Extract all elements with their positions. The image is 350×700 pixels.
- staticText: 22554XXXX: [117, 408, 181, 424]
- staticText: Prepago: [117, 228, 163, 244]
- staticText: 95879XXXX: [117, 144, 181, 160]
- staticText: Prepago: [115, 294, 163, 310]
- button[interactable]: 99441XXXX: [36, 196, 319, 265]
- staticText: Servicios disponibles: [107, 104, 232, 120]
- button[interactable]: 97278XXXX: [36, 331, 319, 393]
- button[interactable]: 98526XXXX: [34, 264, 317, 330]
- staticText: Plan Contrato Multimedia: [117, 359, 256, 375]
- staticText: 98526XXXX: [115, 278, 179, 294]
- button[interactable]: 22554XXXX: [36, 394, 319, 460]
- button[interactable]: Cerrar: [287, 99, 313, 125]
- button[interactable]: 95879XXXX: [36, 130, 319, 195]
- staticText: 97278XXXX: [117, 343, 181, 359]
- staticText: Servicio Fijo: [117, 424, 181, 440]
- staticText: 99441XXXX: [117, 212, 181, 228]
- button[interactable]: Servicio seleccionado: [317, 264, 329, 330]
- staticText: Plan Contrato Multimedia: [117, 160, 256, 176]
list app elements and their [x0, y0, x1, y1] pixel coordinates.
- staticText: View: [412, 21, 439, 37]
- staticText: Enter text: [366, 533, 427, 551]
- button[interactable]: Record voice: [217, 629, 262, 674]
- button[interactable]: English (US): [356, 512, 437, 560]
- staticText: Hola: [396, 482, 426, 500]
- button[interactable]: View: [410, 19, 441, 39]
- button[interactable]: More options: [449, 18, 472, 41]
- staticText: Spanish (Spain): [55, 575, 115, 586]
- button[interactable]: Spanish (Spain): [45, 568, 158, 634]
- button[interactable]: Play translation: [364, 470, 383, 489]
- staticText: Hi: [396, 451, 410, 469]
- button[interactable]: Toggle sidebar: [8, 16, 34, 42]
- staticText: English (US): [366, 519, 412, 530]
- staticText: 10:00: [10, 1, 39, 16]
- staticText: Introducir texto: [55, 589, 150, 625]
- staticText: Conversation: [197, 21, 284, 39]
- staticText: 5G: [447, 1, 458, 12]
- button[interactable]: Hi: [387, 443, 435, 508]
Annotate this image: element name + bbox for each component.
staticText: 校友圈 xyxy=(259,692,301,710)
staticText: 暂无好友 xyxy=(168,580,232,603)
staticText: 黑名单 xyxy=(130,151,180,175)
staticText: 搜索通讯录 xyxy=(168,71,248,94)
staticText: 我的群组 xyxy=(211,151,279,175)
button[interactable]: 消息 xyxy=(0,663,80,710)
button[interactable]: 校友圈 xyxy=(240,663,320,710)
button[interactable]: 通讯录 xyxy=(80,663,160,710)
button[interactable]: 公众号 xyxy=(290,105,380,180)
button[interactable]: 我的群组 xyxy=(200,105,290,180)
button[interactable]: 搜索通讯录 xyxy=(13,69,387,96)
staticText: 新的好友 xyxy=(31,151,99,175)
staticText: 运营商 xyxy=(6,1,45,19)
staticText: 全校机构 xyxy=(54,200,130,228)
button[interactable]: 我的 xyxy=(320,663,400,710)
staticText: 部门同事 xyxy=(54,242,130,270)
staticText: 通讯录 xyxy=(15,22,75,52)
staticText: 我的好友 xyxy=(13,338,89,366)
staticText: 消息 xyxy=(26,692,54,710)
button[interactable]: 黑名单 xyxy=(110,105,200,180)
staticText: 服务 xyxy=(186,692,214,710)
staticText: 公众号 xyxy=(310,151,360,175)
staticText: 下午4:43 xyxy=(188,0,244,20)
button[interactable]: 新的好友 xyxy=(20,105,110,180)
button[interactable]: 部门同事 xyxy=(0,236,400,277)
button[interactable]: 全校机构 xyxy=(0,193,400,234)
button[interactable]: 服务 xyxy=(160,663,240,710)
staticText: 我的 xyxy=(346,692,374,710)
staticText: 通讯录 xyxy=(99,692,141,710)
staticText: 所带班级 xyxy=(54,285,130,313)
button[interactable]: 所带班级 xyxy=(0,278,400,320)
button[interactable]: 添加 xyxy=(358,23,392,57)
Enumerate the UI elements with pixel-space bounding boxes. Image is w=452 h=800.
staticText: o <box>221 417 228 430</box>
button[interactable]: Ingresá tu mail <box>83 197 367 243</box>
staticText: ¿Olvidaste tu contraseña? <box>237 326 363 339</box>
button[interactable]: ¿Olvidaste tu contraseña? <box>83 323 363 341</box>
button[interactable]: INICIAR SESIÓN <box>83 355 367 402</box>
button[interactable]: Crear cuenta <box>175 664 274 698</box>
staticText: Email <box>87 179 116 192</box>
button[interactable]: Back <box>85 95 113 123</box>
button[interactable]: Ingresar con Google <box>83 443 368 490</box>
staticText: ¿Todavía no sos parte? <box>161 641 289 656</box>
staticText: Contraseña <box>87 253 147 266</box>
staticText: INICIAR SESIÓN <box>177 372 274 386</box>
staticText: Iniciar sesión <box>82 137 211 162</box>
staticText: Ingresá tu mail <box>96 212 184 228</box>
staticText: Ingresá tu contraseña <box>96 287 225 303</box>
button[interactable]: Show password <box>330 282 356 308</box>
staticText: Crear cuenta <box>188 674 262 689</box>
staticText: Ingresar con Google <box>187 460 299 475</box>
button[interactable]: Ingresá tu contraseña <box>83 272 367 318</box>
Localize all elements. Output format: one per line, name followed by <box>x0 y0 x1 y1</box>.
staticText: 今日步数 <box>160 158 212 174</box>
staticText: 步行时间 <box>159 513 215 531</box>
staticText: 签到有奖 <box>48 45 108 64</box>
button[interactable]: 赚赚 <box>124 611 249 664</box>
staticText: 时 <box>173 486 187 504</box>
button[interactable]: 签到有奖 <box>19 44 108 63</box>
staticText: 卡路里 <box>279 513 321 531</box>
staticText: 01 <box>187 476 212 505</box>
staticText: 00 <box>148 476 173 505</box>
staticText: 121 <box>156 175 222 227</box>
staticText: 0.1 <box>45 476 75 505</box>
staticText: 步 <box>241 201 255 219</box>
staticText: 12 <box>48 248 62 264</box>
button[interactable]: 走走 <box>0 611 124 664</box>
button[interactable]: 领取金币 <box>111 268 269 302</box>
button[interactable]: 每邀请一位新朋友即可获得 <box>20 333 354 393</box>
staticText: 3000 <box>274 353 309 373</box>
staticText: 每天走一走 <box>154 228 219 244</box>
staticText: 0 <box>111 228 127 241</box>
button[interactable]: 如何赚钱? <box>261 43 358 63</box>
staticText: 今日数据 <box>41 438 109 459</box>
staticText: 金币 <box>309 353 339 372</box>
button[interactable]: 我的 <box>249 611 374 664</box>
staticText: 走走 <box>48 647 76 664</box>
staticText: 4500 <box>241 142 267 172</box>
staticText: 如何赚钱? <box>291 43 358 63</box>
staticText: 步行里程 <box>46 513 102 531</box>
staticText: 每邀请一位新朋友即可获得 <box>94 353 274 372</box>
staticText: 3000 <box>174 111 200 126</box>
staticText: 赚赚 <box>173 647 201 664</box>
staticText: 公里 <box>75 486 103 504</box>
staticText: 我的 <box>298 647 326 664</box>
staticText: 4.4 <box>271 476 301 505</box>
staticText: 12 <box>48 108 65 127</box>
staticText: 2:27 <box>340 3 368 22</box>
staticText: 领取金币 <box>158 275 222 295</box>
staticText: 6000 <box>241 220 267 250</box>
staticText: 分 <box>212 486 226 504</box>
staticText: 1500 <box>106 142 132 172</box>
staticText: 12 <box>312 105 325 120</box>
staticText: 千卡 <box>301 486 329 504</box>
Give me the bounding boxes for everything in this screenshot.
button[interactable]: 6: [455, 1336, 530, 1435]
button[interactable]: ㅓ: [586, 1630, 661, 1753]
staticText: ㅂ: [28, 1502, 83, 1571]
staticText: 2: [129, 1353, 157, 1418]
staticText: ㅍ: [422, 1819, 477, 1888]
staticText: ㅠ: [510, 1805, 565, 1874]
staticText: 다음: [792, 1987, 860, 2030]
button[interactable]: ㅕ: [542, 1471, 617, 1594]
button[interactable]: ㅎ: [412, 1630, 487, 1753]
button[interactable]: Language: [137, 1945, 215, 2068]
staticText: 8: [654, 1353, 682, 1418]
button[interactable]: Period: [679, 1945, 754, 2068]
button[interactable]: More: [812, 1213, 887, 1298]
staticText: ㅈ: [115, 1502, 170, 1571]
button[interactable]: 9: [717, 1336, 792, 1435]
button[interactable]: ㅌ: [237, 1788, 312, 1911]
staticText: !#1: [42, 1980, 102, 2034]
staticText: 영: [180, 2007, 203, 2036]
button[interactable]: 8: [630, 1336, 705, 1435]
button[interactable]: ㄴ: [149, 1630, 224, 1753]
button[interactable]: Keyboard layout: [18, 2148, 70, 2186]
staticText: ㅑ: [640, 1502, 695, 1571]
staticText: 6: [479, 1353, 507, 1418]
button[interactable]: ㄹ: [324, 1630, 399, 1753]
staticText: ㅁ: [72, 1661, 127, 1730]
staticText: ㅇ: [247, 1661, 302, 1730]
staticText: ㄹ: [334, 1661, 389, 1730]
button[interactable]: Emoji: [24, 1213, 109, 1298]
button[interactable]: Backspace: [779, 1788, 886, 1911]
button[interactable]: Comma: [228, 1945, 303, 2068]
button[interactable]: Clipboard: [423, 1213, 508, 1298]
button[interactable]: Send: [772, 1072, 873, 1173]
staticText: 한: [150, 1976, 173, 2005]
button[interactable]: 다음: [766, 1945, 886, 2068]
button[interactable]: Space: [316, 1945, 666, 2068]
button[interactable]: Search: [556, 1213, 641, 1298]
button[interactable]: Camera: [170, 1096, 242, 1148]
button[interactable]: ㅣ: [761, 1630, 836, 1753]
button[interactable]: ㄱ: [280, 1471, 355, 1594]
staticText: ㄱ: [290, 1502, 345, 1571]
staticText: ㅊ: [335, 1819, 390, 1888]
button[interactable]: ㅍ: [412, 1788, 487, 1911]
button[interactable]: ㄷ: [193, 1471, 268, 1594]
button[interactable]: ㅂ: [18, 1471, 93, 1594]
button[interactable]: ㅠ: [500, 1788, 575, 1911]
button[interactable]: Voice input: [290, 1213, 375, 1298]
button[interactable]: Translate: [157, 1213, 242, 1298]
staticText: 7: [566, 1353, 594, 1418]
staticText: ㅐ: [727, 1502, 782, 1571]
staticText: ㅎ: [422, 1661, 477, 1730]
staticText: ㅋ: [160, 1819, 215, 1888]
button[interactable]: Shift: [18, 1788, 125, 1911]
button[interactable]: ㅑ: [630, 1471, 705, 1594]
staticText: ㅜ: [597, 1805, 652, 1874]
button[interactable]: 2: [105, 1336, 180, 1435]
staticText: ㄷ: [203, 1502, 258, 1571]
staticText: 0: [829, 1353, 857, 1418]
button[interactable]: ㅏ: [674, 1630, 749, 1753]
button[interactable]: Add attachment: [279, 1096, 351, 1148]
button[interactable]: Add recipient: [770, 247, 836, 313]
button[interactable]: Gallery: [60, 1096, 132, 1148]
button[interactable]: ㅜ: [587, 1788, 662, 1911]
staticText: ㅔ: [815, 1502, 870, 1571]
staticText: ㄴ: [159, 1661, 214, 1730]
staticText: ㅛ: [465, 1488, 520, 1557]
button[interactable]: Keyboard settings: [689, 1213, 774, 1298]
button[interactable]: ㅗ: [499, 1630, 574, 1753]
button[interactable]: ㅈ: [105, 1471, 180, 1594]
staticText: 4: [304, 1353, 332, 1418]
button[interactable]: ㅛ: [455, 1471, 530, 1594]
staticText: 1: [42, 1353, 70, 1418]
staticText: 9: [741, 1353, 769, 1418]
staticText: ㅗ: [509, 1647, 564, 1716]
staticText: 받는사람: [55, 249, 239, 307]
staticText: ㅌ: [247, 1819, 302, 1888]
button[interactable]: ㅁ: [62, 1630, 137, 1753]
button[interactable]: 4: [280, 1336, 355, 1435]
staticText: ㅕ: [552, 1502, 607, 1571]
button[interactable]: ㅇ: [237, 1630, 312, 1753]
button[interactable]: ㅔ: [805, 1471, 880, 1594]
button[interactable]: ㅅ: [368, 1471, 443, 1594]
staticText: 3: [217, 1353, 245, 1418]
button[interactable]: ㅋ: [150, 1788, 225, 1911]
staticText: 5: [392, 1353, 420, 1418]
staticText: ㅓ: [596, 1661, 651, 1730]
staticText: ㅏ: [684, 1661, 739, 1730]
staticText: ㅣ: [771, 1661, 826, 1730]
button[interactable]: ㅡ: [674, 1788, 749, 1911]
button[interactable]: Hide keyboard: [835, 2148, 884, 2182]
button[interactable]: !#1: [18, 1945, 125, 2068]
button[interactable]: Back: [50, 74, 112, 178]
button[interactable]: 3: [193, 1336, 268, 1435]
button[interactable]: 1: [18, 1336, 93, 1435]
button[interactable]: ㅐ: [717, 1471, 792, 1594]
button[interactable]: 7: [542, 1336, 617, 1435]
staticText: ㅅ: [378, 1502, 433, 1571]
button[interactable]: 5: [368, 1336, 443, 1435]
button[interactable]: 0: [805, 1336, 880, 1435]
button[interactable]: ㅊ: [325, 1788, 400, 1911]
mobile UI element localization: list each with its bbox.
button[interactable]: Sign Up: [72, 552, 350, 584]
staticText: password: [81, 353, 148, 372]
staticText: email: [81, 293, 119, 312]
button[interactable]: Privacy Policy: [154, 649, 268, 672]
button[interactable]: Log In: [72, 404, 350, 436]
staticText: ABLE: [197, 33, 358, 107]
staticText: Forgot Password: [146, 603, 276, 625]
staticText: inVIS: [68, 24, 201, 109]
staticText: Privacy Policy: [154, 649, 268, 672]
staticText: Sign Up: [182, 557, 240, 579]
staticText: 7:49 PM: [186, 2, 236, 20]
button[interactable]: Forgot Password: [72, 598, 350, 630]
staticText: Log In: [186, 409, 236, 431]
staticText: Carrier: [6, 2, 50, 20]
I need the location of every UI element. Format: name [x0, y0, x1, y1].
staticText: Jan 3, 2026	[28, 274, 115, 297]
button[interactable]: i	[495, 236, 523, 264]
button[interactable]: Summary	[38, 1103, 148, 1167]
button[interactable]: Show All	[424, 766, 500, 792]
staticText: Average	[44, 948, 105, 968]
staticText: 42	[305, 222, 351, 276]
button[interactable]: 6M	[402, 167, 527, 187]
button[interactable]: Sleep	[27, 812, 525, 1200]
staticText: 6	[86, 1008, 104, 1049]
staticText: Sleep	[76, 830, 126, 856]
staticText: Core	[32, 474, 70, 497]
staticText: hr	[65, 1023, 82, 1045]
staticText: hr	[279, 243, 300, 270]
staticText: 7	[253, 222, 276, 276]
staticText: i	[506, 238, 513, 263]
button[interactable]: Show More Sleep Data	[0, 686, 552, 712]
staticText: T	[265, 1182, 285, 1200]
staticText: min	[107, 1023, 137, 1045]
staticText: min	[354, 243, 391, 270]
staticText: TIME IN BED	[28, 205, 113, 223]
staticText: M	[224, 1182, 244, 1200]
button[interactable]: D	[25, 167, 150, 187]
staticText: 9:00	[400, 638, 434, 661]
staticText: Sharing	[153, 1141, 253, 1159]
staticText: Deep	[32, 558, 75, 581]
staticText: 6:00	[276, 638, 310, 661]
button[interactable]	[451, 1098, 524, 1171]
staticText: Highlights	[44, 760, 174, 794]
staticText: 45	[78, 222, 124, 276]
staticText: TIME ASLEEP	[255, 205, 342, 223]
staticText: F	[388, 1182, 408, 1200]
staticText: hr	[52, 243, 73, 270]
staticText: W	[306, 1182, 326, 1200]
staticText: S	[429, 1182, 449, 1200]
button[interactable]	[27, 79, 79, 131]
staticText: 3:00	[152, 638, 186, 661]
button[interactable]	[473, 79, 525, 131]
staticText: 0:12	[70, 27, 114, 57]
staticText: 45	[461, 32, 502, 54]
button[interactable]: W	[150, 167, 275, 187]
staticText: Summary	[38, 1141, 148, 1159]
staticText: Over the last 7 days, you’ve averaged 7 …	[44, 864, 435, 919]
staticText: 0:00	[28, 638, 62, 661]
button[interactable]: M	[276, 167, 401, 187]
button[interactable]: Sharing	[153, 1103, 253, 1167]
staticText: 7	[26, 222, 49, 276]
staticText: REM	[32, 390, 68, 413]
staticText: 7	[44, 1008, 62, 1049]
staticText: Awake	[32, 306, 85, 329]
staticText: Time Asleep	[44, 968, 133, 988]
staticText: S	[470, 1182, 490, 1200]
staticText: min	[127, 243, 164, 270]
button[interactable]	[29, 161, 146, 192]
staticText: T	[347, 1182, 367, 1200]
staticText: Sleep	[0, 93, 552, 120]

****************************************

## The problem:
Reproduce the records word for word, from the first line through the line containing "- staticText: Prepago: [115, 294, 163, 310]", with both of those lines included.

## Exercise solution:
Extract all elements with their positions. The image is 350×700 pixels.
- staticText: 22554XXXX: [117, 408, 181, 424]
- staticText: Prepago: [117, 228, 163, 244]
- staticText: 95879XXXX: [117, 144, 181, 160]
- staticText: Prepago: [115, 294, 163, 310]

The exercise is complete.